• Given request
Each line that follows should be printed again exactly as it stands.

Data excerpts
——
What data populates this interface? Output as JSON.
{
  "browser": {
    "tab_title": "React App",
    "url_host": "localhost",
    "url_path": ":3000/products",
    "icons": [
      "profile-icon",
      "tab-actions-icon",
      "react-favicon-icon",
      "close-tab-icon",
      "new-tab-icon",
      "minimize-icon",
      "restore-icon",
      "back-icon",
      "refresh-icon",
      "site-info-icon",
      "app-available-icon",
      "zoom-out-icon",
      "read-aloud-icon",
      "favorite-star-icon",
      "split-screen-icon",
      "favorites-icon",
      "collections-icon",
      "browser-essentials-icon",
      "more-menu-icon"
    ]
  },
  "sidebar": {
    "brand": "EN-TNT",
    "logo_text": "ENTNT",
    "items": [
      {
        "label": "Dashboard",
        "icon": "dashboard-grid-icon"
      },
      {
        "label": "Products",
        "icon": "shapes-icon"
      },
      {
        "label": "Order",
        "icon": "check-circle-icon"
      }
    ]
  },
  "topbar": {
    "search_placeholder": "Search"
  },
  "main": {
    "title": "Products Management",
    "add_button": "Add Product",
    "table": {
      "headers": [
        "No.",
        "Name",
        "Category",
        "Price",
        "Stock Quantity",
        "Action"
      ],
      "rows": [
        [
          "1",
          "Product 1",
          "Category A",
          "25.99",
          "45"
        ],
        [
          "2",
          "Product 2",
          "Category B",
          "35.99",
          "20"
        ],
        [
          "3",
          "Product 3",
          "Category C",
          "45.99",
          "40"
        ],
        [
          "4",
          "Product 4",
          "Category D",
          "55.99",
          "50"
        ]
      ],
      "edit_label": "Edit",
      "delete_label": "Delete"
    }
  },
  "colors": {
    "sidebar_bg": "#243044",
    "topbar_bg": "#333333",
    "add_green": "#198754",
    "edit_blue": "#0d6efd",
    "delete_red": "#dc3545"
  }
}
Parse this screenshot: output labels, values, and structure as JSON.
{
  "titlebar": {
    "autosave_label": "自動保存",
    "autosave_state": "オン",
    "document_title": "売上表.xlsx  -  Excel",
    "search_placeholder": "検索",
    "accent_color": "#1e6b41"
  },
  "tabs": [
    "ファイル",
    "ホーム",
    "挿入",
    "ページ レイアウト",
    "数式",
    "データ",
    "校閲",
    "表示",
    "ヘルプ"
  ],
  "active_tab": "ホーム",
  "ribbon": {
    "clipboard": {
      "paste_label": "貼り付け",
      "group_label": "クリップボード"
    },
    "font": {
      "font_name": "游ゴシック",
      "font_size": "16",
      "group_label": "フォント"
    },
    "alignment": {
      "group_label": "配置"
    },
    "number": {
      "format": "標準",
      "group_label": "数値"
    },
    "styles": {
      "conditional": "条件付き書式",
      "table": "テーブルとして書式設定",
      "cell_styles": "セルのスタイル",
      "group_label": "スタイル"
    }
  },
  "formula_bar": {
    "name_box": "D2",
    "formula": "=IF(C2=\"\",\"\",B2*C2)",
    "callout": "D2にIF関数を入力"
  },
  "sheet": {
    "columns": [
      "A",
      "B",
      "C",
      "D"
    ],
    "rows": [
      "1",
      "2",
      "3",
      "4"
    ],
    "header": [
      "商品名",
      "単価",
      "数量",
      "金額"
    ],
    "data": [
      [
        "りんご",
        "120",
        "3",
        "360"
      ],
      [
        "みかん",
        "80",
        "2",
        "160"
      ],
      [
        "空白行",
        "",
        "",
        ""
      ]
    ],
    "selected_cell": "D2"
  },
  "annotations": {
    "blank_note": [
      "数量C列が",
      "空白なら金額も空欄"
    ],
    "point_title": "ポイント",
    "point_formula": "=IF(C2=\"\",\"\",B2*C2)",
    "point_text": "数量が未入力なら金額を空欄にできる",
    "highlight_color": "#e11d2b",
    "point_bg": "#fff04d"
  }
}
——
• Reply to the task
What data populates this interface? Output as JSON.
{
  "browser": {
    "tab_title": "React App",
    "url_host": "localhost",
    "url_path": ":3000/products",
    "icons": [
      "profile-icon",
      "tab-actions-icon",
      "react-favicon-icon",
      "close-tab-icon",
      "new-tab-icon",
      "minimize-icon",
      "restore-icon",
      "back-icon",
      "refresh-icon",
      "site-info-icon",
      "app-available-icon",
      "zoom-out-icon",
      "read-aloud-icon",
      "favorite-star-icon",
      "split-screen-icon",
      "favorites-icon",
      "collections-icon",
      "browser-essentials-icon",
      "more-menu-icon"
    ]
  },
  "sidebar": {
    "brand": "EN-TNT",
    "logo_text": "ENTNT",
    "items": [
      {
        "label": "Dashboard",
        "icon": "dashboard-grid-icon"
      },
      {
        "label": "Products",
        "icon": "shapes-icon"
      },
      {
        "label": "Order",
        "icon": "check-circle-icon"
      }
    ]
  },
  "topbar": {
    "search_placeholder": "Search"
  },
  "main": {
    "title": "Products Management",
    "add_button": "Add Product",
    "table": {
      "headers": [
        "No.",
        "Name",
        "Category",
        "Price",
        "Stock Quantity",
        "Action"
      ],
      "rows": [
        [
          "1",
          "Product 1",
          "Category A",
          "25.99",
          "45"
        ],
        [
          "2",
          "Product 2",
          "Category B",
          "35.99",
          "20"
        ],
        [
          "3",
          "Product 3",
          "Category C",
          "45.99",
          "40"
        ],
        [
          "4",
          "Product 4",
          "Category D",
          "55.99",
          "50"
        ]
      ],
      "edit_label": "Edit",
      "delete_label": "Delete"
    }
  },
  "colors": {
    "sidebar_bg": "#243044",
    "topbar_bg": "#333333",
    "add_green": "#198754",
    "edit_blue": "#0d6efd",
    "delete_red": "#dc3545"
  }
}
Parse this screenshot: output labels, values, and structure as JSON.
{
  "titlebar": {
    "autosave_label": "自動保存",
    "autosave_state": "オン",
    "document_title": "売上表.xlsx  -  Excel",
    "search_placeholder": "検索",
    "accent_color": "#1e6b41"
  },
  "tabs": [
    "ファイル",
    "ホーム",
    "挿入",
    "ページ レイアウト",
    "数式",
    "データ",
    "校閲",
    "表示",
    "ヘルプ"
  ],
  "active_tab": "ホーム",
  "ribbon": {
    "clipboard": {
      "paste_label": "貼り付け",
      "group_label": "クリップボード"
    },
    "font": {
      "font_name": "游ゴシック",
      "font_size": "16",
      "group_label": "フォント"
    },
    "alignment": {
      "group_label": "配置"
    },
    "number": {
      "format": "標準",
      "group_label": "数値"
    },
    "styles": {
      "conditional": "条件付き書式",
      "table": "テーブルとして書式設定",
      "cell_styles": "セルのスタイル",
      "group_label": "スタイル"
    }
  },
  "formula_bar": {
    "name_box": "D2",
    "formula": "=IF(C2=\"\",\"\",B2*C2)",
    "callout": "D2にIF関数を入力"
  },
  "sheet": {
    "columns": [
      "A",
      "B",
      "C",
      "D"
    ],
    "rows": [
      "1",
      "2",
      "3",
      "4"
    ],
    "header": [
      "商品名",
      "単価",
      "数量",
      "金額"
    ],
    "data": [
      [
        "りんご",
        "120",
        "3",
        "360"
      ],
      [
        "みかん",
        "80",
        "2",
        "160"
      ],
      [
        "空白行",
        "",
        "",
        ""
      ]
    ],
    "selected_cell": "D2"
  },
  "annotations": {
    "blank_note": [
      "数量C列が",
      "空白なら金額も空欄"
    ],
    "point_title": "ポイント",
    "point_formula": "=IF(C2=\"\",\"\",B2*C2)",
    "point_text": "数量が未入力なら金額を空欄にできる",
    "highlight_color": "#e11d2b",
    "point_bg": "#fff04d"
  }
}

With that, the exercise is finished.